(Collected data)
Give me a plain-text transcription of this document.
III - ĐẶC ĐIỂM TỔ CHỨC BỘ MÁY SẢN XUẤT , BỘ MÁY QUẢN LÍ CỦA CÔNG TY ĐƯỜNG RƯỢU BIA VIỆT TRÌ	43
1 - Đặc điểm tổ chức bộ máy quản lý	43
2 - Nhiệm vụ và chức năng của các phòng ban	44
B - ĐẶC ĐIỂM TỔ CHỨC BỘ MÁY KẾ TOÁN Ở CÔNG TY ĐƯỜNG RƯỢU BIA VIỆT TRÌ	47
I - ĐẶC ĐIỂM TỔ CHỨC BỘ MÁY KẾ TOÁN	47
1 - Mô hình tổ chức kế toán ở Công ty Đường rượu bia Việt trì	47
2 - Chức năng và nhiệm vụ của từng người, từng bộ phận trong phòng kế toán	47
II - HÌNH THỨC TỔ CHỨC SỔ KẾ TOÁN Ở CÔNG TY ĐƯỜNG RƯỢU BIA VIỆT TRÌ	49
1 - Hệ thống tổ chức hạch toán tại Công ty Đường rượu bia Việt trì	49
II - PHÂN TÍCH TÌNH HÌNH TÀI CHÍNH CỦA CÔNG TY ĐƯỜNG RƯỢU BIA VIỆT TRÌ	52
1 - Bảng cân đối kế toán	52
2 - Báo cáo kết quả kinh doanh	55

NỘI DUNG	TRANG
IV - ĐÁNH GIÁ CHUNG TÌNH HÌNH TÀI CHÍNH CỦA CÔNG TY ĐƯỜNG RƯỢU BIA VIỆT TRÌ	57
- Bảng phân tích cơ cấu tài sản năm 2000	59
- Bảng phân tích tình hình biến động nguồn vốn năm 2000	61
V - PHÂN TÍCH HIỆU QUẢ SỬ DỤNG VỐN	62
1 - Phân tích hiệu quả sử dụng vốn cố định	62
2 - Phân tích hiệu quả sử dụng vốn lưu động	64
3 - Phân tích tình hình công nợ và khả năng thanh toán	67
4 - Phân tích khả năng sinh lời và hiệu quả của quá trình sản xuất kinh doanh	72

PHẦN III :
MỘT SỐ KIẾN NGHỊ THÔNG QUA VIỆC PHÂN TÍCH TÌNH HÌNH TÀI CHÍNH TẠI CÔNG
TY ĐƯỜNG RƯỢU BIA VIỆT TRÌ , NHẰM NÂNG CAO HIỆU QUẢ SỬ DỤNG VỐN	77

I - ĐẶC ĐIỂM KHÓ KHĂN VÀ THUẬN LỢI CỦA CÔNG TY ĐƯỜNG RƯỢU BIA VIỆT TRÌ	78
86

* [Written problem]:
Reproduce each entry exactly, leaving out nothing.

* [Solution for this task]:
Give me a plain-text transcription of this document.
III - ĐẶC ĐIỂM TỔ CHỨC BỘ MÁY SẢN XUẤT , BỘ MÁY QUẢN LÍ CỦA CÔNG TY ĐƯỜNG RƯỢU BIA VIỆT TRÌ	43
1 - Đặc điểm tổ chức bộ máy quản lý	43
2 - Nhiệm vụ và chức năng của các phòng ban	44
B - ĐẶC ĐIỂM TỔ CHỨC BỘ MÁY KẾ TOÁN Ở CÔNG TY ĐƯỜNG RƯỢU BIA VIỆT TRÌ	47
I - ĐẶC ĐIỂM TỔ CHỨC BỘ MÁY KẾ TOÁN	47
1 - Mô hình tổ chức kế toán ở Công ty Đường rượu bia Việt trì	47
2 - Chức năng và nhiệm vụ của từng người, từng bộ phận trong phòng kế toán	47
II - HÌNH THỨC TỔ CHỨC SỔ KẾ TOÁN Ở CÔNG TY ĐƯỜNG RƯỢU BIA VIỆT TRÌ	49
1 - Hệ thống tổ chức hạch toán tại Công ty Đường rượu bia Việt trì	49
II - PHÂN TÍCH TÌNH HÌNH TÀI CHÍNH CỦA CÔNG TY ĐƯỜNG RƯỢU BIA VIỆT TRÌ	52
1 - Bảng cân đối kế toán	52
2 - Báo cáo kết quả kinh doanh	55

NỘI DUNG	TRANG
IV - ĐÁNH GIÁ CHUNG TÌNH HÌNH TÀI CHÍNH CỦA CÔNG TY ĐƯỜNG RƯỢU BIA VIỆT TRÌ	57
- Bảng phân tích cơ cấu tài sản năm 2000	59
- Bảng phân tích tình hình biến động nguồn vốn năm 2000	61
V - PHÂN TÍCH HIỆU QUẢ SỬ DỤNG VỐN	62
1 - Phân tích hiệu quả sử dụng vốn cố định	62
2 - Phân tích hiệu quả sử dụng vốn lưu động	64
3 - Phân tích tình hình công nợ và khả năng thanh toán	67
4 - Phân tích khả năng sinh lời và hiệu quả của quá trình sản xuất kinh doanh	72

PHẦN III :
MỘT SỐ KIẾN NGHỊ THÔNG QUA VIỆC PHÂN TÍCH TÌNH HÌNH TÀI CHÍNH TẠI CÔNG
TY ĐƯỜNG RƯỢU BIA VIỆT TRÌ , NHẰM NÂNG CAO HIỆU QUẢ SỬ DỤNG VỐN	77

I - ĐẶC ĐIỂM KHÓ KHĂN VÀ THUẬN LỢI CỦA CÔNG TY ĐƯỜNG RƯỢU BIA VIỆT TRÌ	78
86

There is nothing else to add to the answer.